* [What the task asks]
Quote every line of the records below word for word, with nothing changed.
%%
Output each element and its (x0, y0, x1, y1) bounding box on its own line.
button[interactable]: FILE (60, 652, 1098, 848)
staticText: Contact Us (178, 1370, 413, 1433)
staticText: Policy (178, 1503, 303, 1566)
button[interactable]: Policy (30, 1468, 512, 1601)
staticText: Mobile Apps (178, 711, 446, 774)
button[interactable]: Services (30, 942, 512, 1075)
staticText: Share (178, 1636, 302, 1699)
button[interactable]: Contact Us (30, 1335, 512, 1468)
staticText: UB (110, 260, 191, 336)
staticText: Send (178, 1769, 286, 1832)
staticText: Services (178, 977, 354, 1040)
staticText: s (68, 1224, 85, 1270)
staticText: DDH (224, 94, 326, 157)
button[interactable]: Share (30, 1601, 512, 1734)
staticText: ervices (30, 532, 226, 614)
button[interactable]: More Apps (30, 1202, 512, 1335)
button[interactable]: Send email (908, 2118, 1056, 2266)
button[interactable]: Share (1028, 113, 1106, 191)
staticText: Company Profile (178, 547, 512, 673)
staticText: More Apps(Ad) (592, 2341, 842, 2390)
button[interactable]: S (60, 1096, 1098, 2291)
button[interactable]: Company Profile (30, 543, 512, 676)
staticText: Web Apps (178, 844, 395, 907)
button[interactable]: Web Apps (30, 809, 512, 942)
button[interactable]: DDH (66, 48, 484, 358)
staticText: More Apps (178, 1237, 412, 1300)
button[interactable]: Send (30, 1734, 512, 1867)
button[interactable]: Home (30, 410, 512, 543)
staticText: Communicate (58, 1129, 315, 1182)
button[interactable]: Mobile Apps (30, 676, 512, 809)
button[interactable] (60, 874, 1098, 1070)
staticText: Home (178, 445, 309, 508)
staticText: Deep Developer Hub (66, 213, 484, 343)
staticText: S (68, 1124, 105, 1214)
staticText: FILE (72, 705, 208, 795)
%%
* [Answer to this exercise]
Output each element and its (x0, y0, x1, y1) bounding box on its own line.
button[interactable]: FILE (60, 652, 1098, 848)
staticText: Contact Us (178, 1370, 413, 1433)
staticText: Policy (178, 1503, 303, 1566)
button[interactable]: Policy (30, 1468, 512, 1601)
staticText: Mobile Apps (178, 711, 446, 774)
button[interactable]: Services (30, 942, 512, 1075)
staticText: Share (178, 1636, 302, 1699)
button[interactable]: Contact Us (30, 1335, 512, 1468)
staticText: UB (110, 260, 191, 336)
staticText: Send (178, 1769, 286, 1832)
staticText: Services (178, 977, 354, 1040)
staticText: s (68, 1224, 85, 1270)
staticText: DDH (224, 94, 326, 157)
button[interactable]: Share (30, 1601, 512, 1734)
staticText: ervices (30, 532, 226, 614)
button[interactable]: More Apps (30, 1202, 512, 1335)
button[interactable]: Send email (908, 2118, 1056, 2266)
button[interactable]: Share (1028, 113, 1106, 191)
staticText: Company Profile (178, 547, 512, 673)
staticText: More Apps(Ad) (592, 2341, 842, 2390)
button[interactable]: S (60, 1096, 1098, 2291)
button[interactable]: Company Profile (30, 543, 512, 676)
staticText: Web Apps (178, 844, 395, 907)
button[interactable]: Web Apps (30, 809, 512, 942)
button[interactable]: DDH (66, 48, 484, 358)
staticText: More Apps (178, 1237, 412, 1300)
button[interactable]: Send (30, 1734, 512, 1867)
button[interactable]: Home (30, 410, 512, 543)
staticText: Communicate (58, 1129, 315, 1182)
button[interactable]: Mobile Apps (30, 676, 512, 809)
button[interactable] (60, 874, 1098, 1070)
staticText: Home (178, 445, 309, 508)
staticText: Deep Developer Hub (66, 213, 484, 343)
staticText: S (68, 1124, 105, 1214)
staticText: FILE (72, 705, 208, 795)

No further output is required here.